TEXT PROVIDED:

Deutsch Algorithm

• A glance of both side of the coin at the same time by integrating the coin
  (classical: at least two glance of both side)
  

  • relies on quantum superposition and entanglement
  • asks a partial question about a system

• Input

  $x$:
  • $x\in \{0,1\}$

• Outcome

  $f(x)$:
  • $f(x)\in \{0,1\}$

• Problem:

  • $\{\begin{array}{ll}f(0)=f(1)& \text{constant}\\ f(0)\ne f(1)& \text{balanced}\end{array}$

  not interested in

  $f(0)$ and

  $f(1)$

classical computation

1. compute
   $f(0)$ and
   $f(1)$
2. compare
   $f(0)$ and
   $f(1)$

Two evaluation of

$f$
With less than two (zero, one), one can only guess

$f$ is constant or balanced

quantum computation

• claim:
  • just one
    $f$
  • won't (must not) obtain the information about individual value of
    $f$

1. Use two qubits
   

   $$\begin{gathered} |x⟩={\alpha }_x|0⟩+{\beta }_x|1⟩ \\ |y⟩={\alpha }_y|0⟩+{\beta }_y|1⟩ \end{gathered}$$
   in a product state
   $|x,y⟩=|x⟩|y⟩$

2. Use 2-qubit unitary transformation

   $U_f$
   
   $$U_f|x⟩|y⟩\to |x,y\oplus f(x)⟩$$

   Remark: after

   $U_f$, it may not be a product state
   

   $|x,y\oplus f(x)⟩\ne |x⟩|y\oplus f(x)⟩$

   Apply

   $U_f$ twice,

   $U_f^2=\mathbb{1}$ (identical)
   

   $U_f$ is an unitary,

   $U_f^{†}=U_f$

   • Every application of
     $U_f$ requires only one evaluation of
     $f$

• Can we thus answer the question by a quantum algorithm that requires only a single application of

  $U_f$?

Recorded data:
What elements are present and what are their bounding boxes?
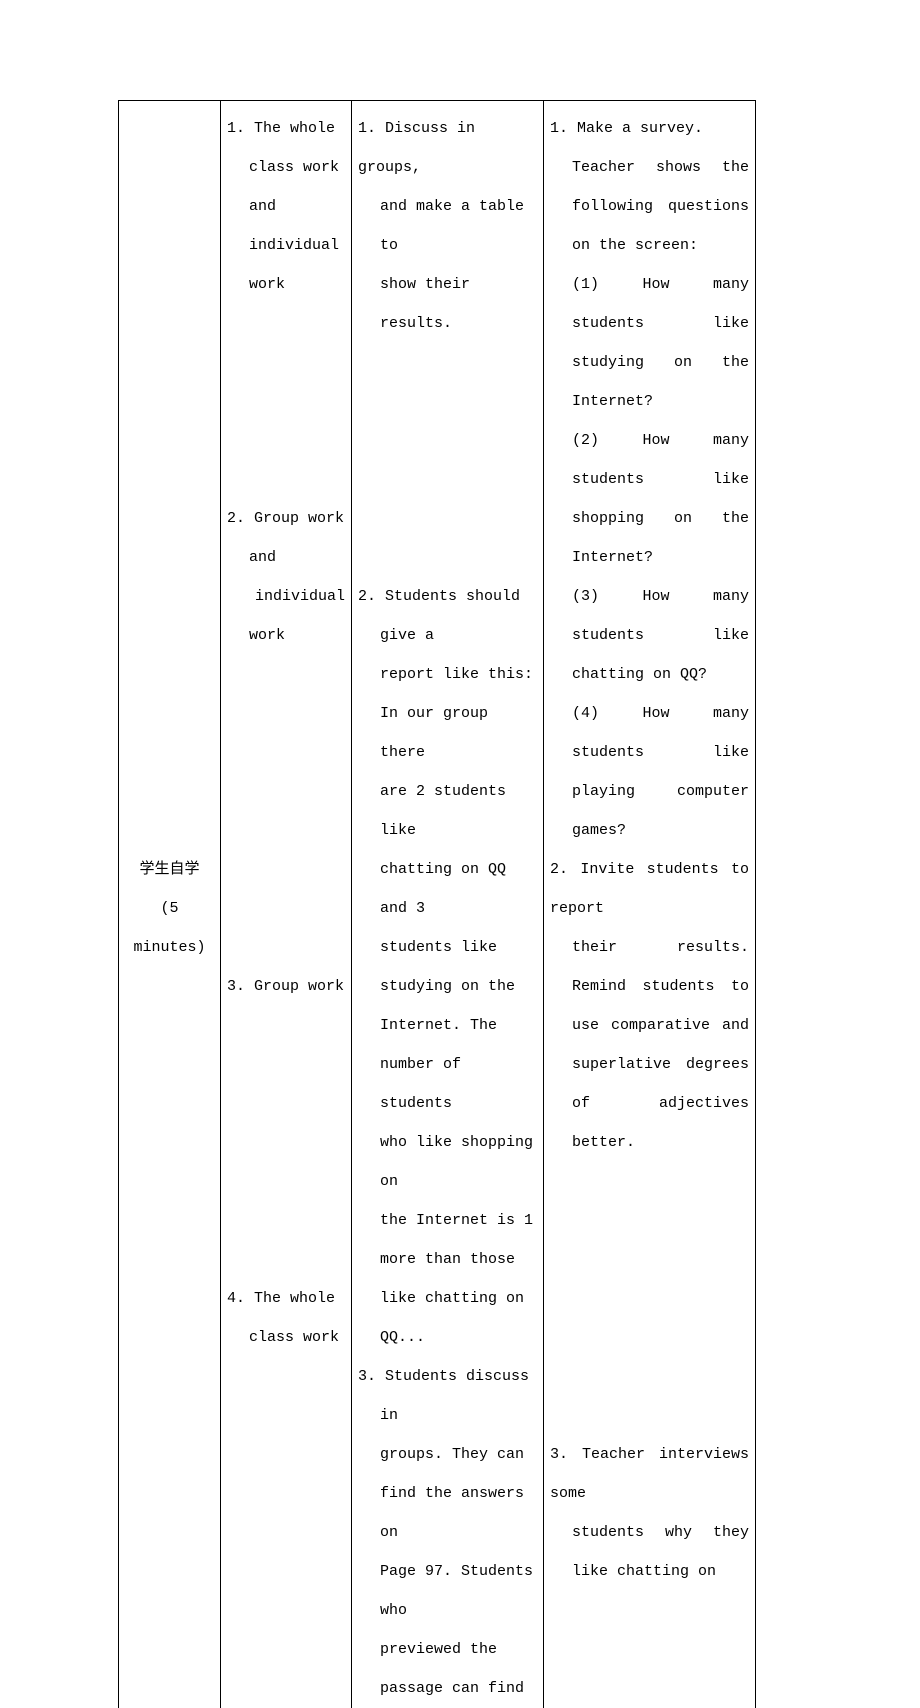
stage-title: 学生自学	[125, 850, 214, 889]
text-line: 2. Invite students to report	[550, 850, 749, 928]
text-line: their results. Remind students to use co…	[550, 928, 749, 1162]
spacer	[358, 343, 537, 577]
spacer	[227, 1006, 345, 1279]
text-line: chatting on QQ and 3	[358, 850, 537, 928]
stage-duration: (5 minutes)	[125, 889, 214, 967]
table-row: 学生自学 (5 minutes) 1. The whole class work…	[119, 101, 756, 1708]
text-line: (1) How many students like studying on t…	[550, 265, 749, 421]
text-line: 3. Group work	[227, 967, 345, 1006]
text-line: Teacher shows the following questions on…	[550, 148, 749, 265]
text-line: report like this:	[358, 655, 537, 694]
text-line: work	[227, 616, 345, 655]
text-line: the Internet is 1	[358, 1201, 537, 1240]
text-line: 1. Make a survey.	[550, 109, 749, 148]
text-line: students like	[358, 928, 537, 967]
spacer	[227, 655, 345, 967]
interaction-cell: 1. The whole class work and individual w…	[221, 101, 352, 1708]
text-line: give a	[358, 616, 537, 655]
text-line: more than those	[358, 1240, 537, 1279]
student-activity-cell: 1. Discuss in groups, and make a table t…	[352, 101, 544, 1708]
text-line: class work	[227, 1318, 345, 1357]
text-line: previewed the	[358, 1630, 537, 1669]
teacher-activity-cell: 1. Make a survey. Teacher shows the foll…	[544, 101, 756, 1708]
document-page: 学生自学 (5 minutes) 1. The whole class work…	[0, 0, 920, 1708]
text-line: work	[227, 265, 345, 304]
text-line: In our group there	[358, 694, 537, 772]
text-line: students why they like chatting on	[550, 1513, 749, 1591]
text-line: show their results.	[358, 265, 537, 343]
text-line: (3) How many students like chatting on Q…	[550, 577, 749, 694]
text-line: studying on the	[358, 967, 537, 1006]
text-line: are 2 students like	[358, 772, 537, 850]
text-line: 2. Students should	[358, 577, 537, 616]
text-line: Internet. The	[358, 1006, 537, 1045]
text-line: QQ...	[358, 1318, 537, 1357]
text-line: class work	[227, 148, 345, 187]
text-line: and make a table to	[358, 187, 537, 265]
text-line: 2. Group work	[227, 499, 345, 538]
text-line: number of students	[358, 1045, 537, 1123]
text-line: (2) How many students like shopping on t…	[550, 421, 749, 577]
text-line: individual	[227, 577, 345, 616]
text-line: in	[358, 1396, 537, 1435]
text-line: passage can find	[358, 1669, 537, 1708]
text-line: individual	[227, 226, 345, 265]
text-line: (4) How many students like playing compu…	[550, 694, 749, 850]
spacer	[550, 1162, 749, 1435]
text-line: find the answers on	[358, 1474, 537, 1552]
text-line: 1. The whole	[227, 109, 345, 148]
text-line: 3. Students discuss	[358, 1357, 537, 1396]
text-line: 4. The whole	[227, 1279, 345, 1318]
text-line: 3. Teacher interviews some	[550, 1435, 749, 1513]
spacer	[227, 304, 345, 499]
text-line: and	[227, 187, 345, 226]
text-line: like chatting on	[358, 1279, 537, 1318]
text-line: and	[227, 538, 345, 577]
stage-cell: 学生自学 (5 minutes)	[119, 101, 221, 1708]
text-line: who like shopping on	[358, 1123, 537, 1201]
text-line: 1. Discuss in groups,	[358, 109, 537, 187]
lesson-plan-table: 学生自学 (5 minutes) 1. The whole class work…	[118, 100, 756, 1708]
text-line: groups. They can	[358, 1435, 537, 1474]
text-line: Page 97. Students who	[358, 1552, 537, 1630]
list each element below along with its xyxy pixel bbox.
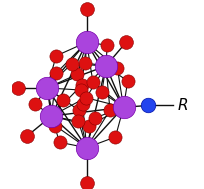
Point (85, 7, 88, 10)
Point (80, 89, 83, 92)
Point (114, 136, 117, 139)
Point (100, 91, 103, 94)
Point (108, 108, 112, 112)
Point (55, 72, 58, 75)
Point (25, 135, 29, 138)
Point (58, 141, 61, 144)
Point (84, 96, 88, 99)
Point (70, 62, 73, 65)
Point (45, 86, 49, 89)
Point (16, 86, 20, 89)
Point (76, 73, 79, 76)
Point (53, 124, 57, 127)
Point (126, 80, 129, 83)
Point (80, 84, 83, 87)
Point (81, 102, 84, 105)
Point (84, 61, 87, 64)
Text: R: R (177, 98, 188, 113)
Point (85, 41, 88, 44)
Point (50, 115, 53, 118)
Point (77, 120, 80, 123)
Point (62, 98, 65, 101)
Point (105, 44, 109, 47)
Point (104, 64, 108, 67)
Point (122, 106, 125, 109)
Point (146, 104, 150, 107)
Point (125, 41, 128, 44)
Point (93, 116, 96, 119)
Point (54, 54, 58, 57)
Point (85, 181, 88, 184)
Point (116, 66, 119, 69)
Point (85, 146, 88, 149)
Point (88, 124, 91, 127)
Point (77, 108, 80, 112)
Point (91, 80, 94, 83)
Point (34, 103, 37, 106)
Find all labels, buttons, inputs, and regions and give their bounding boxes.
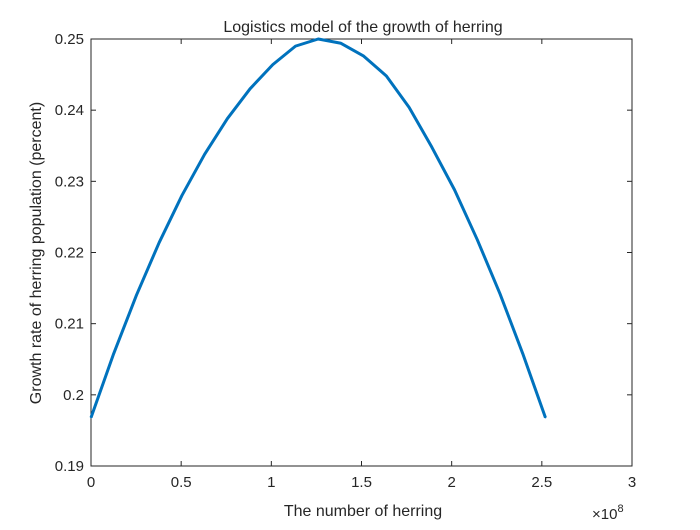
data-point xyxy=(158,241,160,244)
plot-area xyxy=(90,38,633,467)
data-point xyxy=(340,42,342,45)
data-point xyxy=(476,238,479,241)
data-point xyxy=(112,352,115,355)
data-point xyxy=(271,63,274,66)
data-point xyxy=(499,292,501,295)
x-tick-label: 0.5 xyxy=(171,474,192,491)
x-tick-label: 3 xyxy=(628,474,636,491)
y-axis: 0.19 0.2 0.21 0.22 0.23 0.24 0.25 xyxy=(55,31,632,475)
data-point xyxy=(181,194,183,197)
y-tick-label: 0.25 xyxy=(55,31,84,48)
data-point xyxy=(203,153,206,156)
data-point xyxy=(385,75,388,77)
data-point xyxy=(521,352,524,355)
chart-title: Logistics model of the growth of herring xyxy=(223,19,502,36)
y-tick-label: 0.23 xyxy=(55,173,84,190)
x-tick-label: 2 xyxy=(447,474,455,491)
x-exponent-base: ×10 xyxy=(592,506,617,523)
data-point xyxy=(544,416,547,419)
x-tick-label: 2.5 xyxy=(531,474,552,491)
data-point xyxy=(317,38,320,40)
y-axis-title: Growth rate of herring population (perce… xyxy=(28,102,45,404)
y-tick-label: 0.24 xyxy=(55,102,84,119)
data-point xyxy=(431,146,433,148)
x-axis: 0 0.5 1 1.5 2 2.5 3 xyxy=(87,39,636,491)
x-tick-label: 1.5 xyxy=(351,474,372,491)
data-point xyxy=(362,55,365,57)
y-tick-label: 0.2 xyxy=(63,387,84,404)
x-axis-exponent: ×108 xyxy=(592,503,624,523)
series-layer xyxy=(89,37,547,419)
y-tick-label: 0.21 xyxy=(55,316,84,333)
data-point xyxy=(90,416,92,419)
x-tick-label: 1 xyxy=(267,474,275,491)
x-tick-label: 0 xyxy=(87,474,95,491)
y-tick-label: 0.22 xyxy=(55,245,84,262)
x-axis-title: The number of herring xyxy=(284,503,442,520)
x-exponent-power: 8 xyxy=(617,503,623,515)
data-point xyxy=(226,117,229,120)
data-point xyxy=(294,45,297,47)
y-tick-label: 0.19 xyxy=(55,458,84,475)
data-point xyxy=(408,106,410,109)
data-point xyxy=(453,189,456,191)
data-point xyxy=(135,294,138,297)
data-point xyxy=(249,88,251,90)
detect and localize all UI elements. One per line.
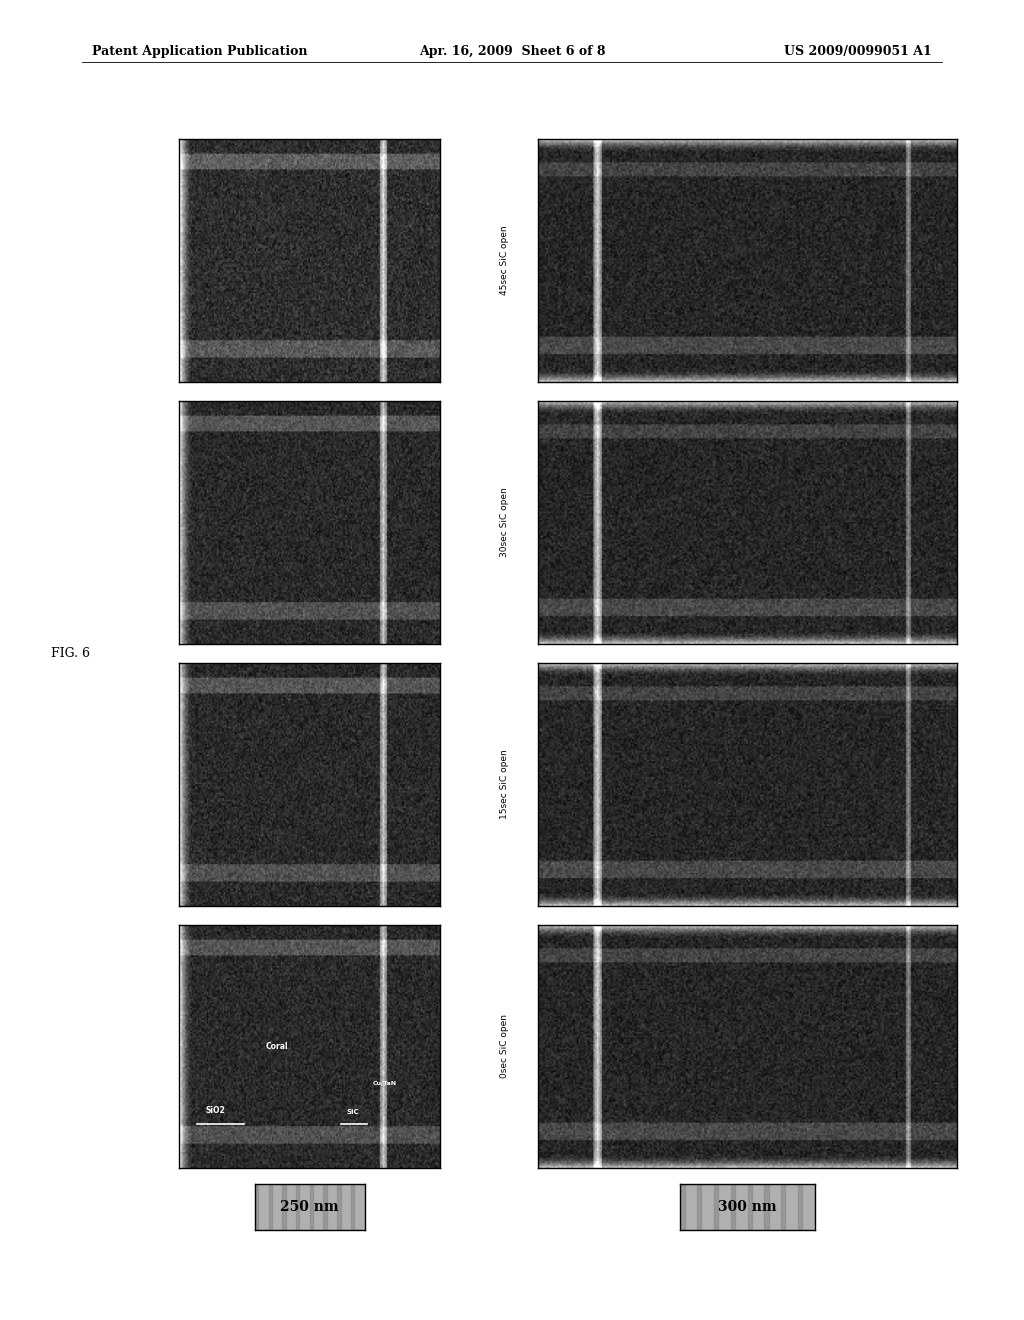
Text: SiO2: SiO2 [205,1106,225,1114]
Text: Apr. 16, 2009  Sheet 6 of 8: Apr. 16, 2009 Sheet 6 of 8 [419,45,605,58]
Text: Coral: Coral [265,1041,288,1051]
Bar [748,1184,752,1230]
Bar [764,1184,768,1230]
Text: 250 nm: 250 nm [281,1200,339,1214]
Bar [324,1184,327,1230]
Text: 0sec SiC open: 0sec SiC open [501,1015,509,1078]
Text: 300 nm: 300 nm [718,1200,777,1214]
Text: Cu/TaN: Cu/TaN [373,1081,396,1085]
Bar [268,1184,272,1230]
Text: 30sec SiC open: 30sec SiC open [501,487,509,557]
Bar [798,1184,802,1230]
Bar [255,1184,258,1230]
Text: FIG. 6: FIG. 6 [51,647,90,660]
Bar [680,1184,684,1230]
Text: 15sec SiC open: 15sec SiC open [501,750,509,820]
Text: 45sec SiC open: 45sec SiC open [501,226,509,296]
Bar [309,1184,313,1230]
Bar [697,1184,701,1230]
Text: Patent Application Publication: Patent Application Publication [92,45,307,58]
Bar [283,1184,286,1230]
Bar [714,1184,718,1230]
Bar [296,1184,299,1230]
Bar [781,1184,785,1230]
Bar [351,1184,354,1230]
Bar [337,1184,341,1230]
Bar [731,1184,735,1230]
Text: SiC: SiC [346,1109,359,1114]
Text: US 2009/0099051 A1: US 2009/0099051 A1 [784,45,932,58]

WHAT YOU HAVE TO DO:
Answer from the Deutsch algorithm notes:
1. Under what condition is f called balanced?
2. How many evaluations of f does the classical computation need?
3. How many qubits does the quantum computation use in its first step?
Rely only on the Deutsch algorithm notes.

TASK RESULT:
1. When f(0) ≠ f(1).
2. Two.
3. Two.